→ **EXERCISE INSTRUCTIONS**
Count, in the entries, the lines with "Description". Answer with the number only.

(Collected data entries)
◇ ◇ ◇ ◇ ◇ ◇ ◇

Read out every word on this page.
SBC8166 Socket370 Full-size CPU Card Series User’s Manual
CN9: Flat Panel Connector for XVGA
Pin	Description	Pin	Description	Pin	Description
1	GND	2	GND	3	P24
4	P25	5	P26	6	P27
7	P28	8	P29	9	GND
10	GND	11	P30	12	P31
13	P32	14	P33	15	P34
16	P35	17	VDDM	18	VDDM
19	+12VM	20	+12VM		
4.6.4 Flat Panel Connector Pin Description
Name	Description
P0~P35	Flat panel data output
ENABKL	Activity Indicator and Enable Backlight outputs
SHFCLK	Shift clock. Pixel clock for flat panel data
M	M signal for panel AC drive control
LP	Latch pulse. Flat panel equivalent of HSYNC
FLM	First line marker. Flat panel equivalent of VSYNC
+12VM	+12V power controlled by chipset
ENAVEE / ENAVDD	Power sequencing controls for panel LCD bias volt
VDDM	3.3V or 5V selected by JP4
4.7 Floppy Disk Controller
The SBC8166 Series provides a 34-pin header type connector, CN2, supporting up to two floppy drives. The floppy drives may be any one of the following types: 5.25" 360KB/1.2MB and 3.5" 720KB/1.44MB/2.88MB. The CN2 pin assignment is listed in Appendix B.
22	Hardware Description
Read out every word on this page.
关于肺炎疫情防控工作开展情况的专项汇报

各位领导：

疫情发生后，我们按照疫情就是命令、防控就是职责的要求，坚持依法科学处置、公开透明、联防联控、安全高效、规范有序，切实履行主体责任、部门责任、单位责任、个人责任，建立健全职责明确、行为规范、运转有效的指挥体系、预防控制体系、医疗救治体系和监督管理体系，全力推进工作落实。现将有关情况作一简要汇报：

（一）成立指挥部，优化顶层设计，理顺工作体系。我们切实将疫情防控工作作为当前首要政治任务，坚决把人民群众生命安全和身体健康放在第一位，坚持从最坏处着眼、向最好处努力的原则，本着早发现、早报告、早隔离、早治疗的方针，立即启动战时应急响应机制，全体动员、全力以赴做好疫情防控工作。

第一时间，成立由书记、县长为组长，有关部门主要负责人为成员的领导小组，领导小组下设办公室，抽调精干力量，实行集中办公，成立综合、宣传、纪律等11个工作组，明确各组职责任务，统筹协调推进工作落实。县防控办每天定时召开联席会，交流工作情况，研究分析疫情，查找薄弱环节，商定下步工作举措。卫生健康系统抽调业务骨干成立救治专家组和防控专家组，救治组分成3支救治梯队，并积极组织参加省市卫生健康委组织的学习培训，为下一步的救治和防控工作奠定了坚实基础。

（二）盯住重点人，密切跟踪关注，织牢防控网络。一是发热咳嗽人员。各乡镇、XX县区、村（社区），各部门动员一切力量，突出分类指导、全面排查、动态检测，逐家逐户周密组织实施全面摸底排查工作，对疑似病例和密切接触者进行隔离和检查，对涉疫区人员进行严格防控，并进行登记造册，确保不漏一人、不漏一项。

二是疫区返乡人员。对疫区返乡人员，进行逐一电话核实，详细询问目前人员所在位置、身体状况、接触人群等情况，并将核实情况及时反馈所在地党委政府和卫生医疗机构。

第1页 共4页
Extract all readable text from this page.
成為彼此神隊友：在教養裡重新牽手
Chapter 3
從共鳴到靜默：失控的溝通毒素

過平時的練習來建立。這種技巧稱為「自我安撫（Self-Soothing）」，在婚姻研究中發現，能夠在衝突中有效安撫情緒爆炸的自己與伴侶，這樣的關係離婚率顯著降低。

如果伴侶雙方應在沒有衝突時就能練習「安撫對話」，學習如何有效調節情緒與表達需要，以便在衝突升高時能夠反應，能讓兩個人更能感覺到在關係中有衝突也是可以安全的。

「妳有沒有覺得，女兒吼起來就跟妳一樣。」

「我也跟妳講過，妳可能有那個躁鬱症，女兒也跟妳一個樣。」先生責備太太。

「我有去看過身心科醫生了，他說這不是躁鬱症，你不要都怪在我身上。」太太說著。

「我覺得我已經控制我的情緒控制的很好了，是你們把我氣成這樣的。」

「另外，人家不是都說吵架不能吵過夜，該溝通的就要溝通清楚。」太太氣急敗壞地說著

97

◇ ◇ ◇ ◇ ◇ ◇ ◇

→ **CORRECT OUTPUT**
4